Records from a dataset:
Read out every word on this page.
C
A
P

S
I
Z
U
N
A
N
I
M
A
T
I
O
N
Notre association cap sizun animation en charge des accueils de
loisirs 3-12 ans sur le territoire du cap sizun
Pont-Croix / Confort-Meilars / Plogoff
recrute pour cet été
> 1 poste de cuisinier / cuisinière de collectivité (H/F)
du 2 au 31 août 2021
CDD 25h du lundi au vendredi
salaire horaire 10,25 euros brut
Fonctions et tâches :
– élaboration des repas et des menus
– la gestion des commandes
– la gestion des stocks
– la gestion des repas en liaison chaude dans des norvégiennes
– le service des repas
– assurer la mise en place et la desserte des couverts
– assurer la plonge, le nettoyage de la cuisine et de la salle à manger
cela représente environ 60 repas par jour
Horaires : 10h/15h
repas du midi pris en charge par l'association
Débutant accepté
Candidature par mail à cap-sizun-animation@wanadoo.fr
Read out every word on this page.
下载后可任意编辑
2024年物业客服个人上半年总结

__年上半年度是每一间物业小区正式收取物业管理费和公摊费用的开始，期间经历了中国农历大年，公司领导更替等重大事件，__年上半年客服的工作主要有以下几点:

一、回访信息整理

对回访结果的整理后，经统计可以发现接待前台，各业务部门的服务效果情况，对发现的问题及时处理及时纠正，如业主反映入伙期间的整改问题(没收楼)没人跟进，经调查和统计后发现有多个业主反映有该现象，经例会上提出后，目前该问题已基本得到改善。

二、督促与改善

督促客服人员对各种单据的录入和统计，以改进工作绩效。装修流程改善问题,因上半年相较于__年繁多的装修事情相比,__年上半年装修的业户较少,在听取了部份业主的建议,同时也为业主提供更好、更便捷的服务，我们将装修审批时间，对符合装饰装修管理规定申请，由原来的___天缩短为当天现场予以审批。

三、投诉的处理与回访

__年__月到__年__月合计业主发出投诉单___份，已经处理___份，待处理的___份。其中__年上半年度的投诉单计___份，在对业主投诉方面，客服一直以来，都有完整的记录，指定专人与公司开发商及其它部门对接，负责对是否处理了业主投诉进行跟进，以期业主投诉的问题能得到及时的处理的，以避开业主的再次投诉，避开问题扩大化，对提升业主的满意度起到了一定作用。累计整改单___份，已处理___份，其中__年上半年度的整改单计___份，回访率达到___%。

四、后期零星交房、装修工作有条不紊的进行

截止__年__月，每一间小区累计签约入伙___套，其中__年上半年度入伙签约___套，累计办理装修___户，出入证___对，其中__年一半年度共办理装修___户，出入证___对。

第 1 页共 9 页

▸ What you need to do:
State the count of lines with the word "gestion" in them, and write nothing else.

▸ Written response:
3